_WHAT NEEDS TO BE DONE_. Find the lines with the string "embedding" and return them.

_Extracts from a graphics dataset_.
※
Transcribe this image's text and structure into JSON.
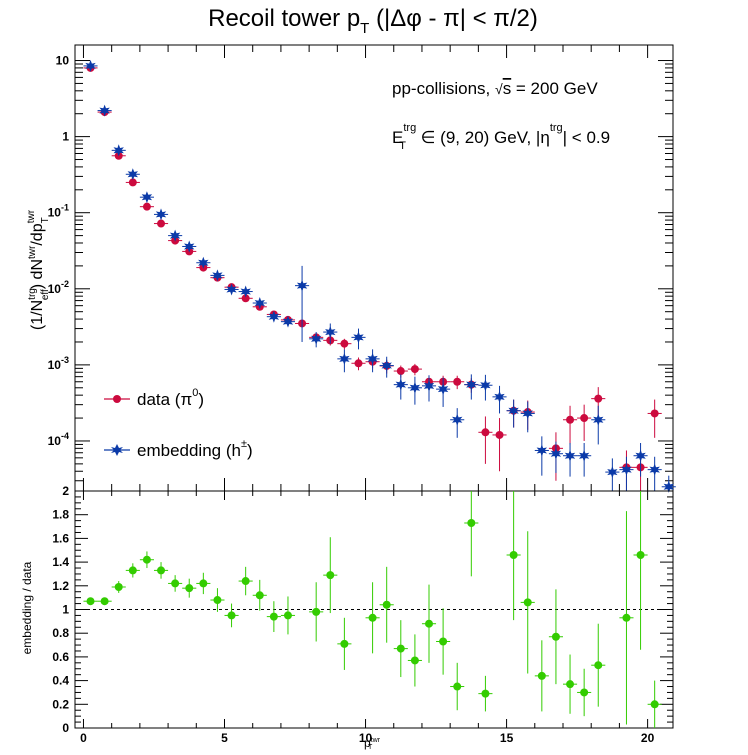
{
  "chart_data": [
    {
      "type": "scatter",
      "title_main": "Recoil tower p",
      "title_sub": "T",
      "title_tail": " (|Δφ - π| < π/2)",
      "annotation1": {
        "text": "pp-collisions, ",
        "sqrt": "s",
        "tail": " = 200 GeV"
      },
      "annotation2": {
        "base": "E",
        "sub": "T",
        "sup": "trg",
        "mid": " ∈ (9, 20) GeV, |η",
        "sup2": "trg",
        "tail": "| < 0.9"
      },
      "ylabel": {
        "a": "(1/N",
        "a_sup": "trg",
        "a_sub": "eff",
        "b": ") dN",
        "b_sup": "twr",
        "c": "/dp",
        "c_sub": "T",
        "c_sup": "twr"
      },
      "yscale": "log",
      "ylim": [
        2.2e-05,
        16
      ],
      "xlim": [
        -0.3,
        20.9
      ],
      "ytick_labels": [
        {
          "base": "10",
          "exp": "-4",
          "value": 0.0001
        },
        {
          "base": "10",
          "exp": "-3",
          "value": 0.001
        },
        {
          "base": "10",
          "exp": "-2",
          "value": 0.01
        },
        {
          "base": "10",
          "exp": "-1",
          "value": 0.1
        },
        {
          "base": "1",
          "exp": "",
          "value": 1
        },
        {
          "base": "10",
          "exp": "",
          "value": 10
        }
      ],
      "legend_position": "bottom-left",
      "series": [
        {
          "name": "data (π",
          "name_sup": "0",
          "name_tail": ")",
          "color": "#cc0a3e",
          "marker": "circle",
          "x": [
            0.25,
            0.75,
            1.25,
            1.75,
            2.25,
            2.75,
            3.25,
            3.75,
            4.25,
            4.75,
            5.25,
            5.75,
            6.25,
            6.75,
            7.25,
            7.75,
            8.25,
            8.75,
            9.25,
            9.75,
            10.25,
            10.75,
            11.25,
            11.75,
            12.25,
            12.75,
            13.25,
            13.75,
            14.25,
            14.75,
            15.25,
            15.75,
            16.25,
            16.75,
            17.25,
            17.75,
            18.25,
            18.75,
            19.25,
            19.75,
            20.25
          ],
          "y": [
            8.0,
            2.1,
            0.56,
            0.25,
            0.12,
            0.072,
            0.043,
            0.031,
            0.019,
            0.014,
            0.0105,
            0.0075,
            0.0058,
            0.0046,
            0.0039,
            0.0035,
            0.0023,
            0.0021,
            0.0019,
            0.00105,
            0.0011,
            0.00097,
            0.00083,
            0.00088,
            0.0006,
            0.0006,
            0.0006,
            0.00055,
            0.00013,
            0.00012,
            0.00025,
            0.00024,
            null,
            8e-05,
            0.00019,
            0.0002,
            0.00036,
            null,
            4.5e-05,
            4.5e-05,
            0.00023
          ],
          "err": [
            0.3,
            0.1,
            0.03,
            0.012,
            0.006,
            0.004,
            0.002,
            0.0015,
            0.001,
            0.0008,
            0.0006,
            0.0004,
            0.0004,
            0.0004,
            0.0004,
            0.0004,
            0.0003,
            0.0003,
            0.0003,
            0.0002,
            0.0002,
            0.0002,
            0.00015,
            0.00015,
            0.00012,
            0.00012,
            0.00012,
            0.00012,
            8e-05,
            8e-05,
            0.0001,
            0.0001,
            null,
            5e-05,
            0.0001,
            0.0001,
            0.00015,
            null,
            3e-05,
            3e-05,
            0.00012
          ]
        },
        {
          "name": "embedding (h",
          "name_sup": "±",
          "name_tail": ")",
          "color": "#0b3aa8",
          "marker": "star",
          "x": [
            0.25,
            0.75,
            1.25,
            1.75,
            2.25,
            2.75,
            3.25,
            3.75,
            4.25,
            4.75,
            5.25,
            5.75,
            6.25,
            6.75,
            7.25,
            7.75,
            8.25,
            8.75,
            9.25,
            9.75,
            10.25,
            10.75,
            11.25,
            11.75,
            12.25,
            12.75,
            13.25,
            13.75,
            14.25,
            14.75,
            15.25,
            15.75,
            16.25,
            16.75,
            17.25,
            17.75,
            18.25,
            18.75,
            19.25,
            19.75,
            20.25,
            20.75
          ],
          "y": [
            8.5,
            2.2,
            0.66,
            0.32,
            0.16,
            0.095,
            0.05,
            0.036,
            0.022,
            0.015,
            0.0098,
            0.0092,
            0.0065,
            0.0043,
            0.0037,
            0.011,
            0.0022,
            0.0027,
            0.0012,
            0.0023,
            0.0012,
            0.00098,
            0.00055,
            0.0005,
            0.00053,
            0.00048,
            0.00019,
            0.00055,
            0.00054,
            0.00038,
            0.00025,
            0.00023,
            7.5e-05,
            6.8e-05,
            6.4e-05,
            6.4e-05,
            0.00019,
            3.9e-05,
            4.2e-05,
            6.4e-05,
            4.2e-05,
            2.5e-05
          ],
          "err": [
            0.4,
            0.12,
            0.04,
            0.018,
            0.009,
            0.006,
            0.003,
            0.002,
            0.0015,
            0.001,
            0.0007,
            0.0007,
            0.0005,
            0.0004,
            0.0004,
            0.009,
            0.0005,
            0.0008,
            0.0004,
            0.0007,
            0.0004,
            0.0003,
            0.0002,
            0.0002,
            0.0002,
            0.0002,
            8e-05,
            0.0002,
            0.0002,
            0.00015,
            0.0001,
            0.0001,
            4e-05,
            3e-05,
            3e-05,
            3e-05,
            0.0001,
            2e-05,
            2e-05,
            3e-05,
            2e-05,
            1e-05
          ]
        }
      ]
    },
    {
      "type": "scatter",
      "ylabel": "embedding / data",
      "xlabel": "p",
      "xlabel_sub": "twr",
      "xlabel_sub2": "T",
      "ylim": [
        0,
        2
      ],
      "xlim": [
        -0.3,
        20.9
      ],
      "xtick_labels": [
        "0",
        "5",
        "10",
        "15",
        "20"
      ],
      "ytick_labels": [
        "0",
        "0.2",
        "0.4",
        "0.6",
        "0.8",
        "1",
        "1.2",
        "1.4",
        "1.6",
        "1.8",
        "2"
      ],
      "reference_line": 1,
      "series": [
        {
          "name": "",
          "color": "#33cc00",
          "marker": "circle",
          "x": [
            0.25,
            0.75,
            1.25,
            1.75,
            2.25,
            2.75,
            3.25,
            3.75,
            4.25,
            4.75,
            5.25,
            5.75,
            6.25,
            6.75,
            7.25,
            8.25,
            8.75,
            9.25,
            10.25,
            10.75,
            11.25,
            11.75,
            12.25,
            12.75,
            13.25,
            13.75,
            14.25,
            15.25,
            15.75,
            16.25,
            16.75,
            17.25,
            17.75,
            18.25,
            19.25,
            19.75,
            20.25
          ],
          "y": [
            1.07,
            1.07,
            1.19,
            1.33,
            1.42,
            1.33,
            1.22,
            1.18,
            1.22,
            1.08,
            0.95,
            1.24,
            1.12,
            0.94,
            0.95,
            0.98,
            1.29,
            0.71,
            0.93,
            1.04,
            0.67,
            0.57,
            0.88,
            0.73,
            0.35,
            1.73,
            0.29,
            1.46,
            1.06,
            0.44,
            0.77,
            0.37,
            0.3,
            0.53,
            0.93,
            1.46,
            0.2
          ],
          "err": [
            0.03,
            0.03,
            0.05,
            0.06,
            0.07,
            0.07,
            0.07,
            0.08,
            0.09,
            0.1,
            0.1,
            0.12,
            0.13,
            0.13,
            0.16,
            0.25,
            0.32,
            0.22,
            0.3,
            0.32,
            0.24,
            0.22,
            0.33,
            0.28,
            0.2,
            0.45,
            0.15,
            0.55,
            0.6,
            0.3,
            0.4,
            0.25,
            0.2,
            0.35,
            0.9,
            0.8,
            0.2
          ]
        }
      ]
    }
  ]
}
※
_FULL ANSWER_.
          "name": "embedding (h",
      "ylabel": "embedding / data",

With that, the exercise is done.